═════ INFORMATION SHOWN

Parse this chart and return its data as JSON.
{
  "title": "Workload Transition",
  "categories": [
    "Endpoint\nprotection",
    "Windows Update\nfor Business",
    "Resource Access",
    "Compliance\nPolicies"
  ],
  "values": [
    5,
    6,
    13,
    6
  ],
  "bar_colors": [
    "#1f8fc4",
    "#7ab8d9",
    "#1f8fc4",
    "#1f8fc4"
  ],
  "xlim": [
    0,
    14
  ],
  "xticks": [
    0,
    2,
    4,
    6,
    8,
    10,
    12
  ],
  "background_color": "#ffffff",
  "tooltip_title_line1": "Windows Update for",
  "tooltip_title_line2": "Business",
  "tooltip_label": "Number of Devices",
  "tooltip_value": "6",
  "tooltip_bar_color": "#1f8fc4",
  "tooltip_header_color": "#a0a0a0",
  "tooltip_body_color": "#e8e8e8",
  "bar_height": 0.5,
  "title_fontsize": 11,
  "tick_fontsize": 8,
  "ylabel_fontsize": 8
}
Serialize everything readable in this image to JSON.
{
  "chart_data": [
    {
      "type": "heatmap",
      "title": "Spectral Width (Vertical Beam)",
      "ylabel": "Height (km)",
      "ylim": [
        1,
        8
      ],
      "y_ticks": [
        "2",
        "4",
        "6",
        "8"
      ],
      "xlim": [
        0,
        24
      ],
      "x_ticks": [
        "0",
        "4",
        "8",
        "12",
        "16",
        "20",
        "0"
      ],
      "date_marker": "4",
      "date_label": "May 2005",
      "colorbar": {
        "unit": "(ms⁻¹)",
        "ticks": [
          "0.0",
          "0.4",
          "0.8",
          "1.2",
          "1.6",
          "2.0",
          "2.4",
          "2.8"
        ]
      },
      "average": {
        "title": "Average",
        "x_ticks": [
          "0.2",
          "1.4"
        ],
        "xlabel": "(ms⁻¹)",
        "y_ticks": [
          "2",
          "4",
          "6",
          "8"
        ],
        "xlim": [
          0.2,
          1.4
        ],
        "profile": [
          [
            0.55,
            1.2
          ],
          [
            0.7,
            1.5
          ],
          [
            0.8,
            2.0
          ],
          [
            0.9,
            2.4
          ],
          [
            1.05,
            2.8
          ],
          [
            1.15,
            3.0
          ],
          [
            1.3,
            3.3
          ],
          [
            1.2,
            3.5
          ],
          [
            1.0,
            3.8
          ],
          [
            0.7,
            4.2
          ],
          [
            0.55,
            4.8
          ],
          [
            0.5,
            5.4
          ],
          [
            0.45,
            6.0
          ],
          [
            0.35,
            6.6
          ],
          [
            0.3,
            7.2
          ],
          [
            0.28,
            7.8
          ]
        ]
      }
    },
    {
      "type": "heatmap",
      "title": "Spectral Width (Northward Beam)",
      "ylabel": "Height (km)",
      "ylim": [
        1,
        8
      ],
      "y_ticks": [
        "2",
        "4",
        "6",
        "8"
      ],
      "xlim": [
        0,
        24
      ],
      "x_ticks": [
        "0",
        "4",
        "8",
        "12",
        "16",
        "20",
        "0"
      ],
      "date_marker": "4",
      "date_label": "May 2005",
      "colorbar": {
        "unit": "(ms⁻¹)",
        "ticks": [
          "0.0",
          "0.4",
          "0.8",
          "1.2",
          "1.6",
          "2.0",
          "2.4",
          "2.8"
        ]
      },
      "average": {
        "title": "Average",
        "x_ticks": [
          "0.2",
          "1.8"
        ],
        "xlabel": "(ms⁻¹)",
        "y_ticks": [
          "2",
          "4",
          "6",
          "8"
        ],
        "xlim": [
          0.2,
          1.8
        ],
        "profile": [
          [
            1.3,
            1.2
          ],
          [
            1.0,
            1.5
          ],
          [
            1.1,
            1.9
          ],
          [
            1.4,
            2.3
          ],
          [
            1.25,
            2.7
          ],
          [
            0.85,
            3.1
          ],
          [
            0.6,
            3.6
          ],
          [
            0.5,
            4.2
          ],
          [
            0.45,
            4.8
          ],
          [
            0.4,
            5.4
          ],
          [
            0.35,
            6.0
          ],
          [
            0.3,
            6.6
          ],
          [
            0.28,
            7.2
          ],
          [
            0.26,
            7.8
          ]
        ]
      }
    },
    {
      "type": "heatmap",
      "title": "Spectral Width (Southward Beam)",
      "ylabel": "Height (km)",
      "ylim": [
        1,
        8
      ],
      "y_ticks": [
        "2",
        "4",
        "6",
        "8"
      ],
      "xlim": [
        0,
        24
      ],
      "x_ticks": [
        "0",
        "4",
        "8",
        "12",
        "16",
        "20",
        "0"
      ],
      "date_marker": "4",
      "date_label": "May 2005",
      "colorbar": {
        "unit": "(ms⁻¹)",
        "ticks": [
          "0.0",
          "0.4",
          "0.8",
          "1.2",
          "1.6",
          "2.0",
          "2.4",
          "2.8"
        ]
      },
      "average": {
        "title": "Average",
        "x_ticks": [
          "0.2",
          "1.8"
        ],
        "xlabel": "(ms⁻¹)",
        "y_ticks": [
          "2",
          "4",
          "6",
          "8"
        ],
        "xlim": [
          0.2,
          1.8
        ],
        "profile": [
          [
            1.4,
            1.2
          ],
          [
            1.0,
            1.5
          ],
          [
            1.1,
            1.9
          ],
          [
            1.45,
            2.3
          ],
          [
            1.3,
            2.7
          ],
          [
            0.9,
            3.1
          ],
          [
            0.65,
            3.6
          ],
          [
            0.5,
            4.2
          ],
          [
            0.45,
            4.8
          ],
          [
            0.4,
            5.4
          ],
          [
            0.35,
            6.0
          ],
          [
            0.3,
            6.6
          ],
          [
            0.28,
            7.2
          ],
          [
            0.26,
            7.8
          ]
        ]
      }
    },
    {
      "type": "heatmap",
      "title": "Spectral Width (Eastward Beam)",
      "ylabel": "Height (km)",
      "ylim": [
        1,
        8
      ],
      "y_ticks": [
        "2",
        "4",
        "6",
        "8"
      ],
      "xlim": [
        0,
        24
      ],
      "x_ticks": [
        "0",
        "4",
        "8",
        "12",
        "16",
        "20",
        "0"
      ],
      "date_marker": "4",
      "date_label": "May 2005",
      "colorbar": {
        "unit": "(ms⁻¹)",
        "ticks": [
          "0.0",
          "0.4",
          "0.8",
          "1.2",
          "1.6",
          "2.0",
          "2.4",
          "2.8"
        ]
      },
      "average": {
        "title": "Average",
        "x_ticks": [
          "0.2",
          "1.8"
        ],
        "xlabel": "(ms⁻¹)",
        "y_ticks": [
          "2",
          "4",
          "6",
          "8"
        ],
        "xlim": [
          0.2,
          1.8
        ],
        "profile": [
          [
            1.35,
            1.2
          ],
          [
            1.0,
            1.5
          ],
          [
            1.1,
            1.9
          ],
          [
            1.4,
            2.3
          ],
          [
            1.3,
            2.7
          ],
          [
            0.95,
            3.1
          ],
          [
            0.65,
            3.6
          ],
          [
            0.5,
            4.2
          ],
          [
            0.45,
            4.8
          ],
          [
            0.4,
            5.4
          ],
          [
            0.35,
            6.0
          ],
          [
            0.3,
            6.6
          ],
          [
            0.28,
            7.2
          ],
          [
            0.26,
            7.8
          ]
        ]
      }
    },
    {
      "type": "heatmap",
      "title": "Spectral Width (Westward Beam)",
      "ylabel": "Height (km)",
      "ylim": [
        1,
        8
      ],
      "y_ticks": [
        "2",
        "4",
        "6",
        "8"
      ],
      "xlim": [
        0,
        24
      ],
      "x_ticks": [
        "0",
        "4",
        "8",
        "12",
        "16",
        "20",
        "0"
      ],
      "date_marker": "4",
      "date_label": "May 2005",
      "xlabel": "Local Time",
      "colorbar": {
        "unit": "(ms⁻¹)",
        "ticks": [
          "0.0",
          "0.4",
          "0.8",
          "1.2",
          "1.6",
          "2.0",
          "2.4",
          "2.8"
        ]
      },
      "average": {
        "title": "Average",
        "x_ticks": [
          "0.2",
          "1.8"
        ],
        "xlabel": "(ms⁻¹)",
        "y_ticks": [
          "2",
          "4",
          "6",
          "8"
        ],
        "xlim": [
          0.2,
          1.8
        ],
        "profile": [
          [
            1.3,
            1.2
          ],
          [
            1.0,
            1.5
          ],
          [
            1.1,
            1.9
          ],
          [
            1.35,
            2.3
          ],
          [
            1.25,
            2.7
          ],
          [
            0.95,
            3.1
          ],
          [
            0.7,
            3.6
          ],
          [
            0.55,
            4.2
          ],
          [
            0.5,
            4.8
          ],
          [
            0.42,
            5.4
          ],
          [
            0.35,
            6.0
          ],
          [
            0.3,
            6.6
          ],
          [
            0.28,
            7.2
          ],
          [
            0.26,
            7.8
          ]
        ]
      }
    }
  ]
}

══════════

GIVEN REQUEST » Pick out every line above that contains the word "Spectral" and copy it.

SOLVED PROBLEM »
      "title": "Spectral Width (Vertical Beam)",
      "title": "Spectral Width (Northward Beam)",
      "title": "Spectral Width (Southward Beam)",
      "title": "Spectral Width (Eastward Beam)",
      "title": "Spectral Width (Westward Beam)",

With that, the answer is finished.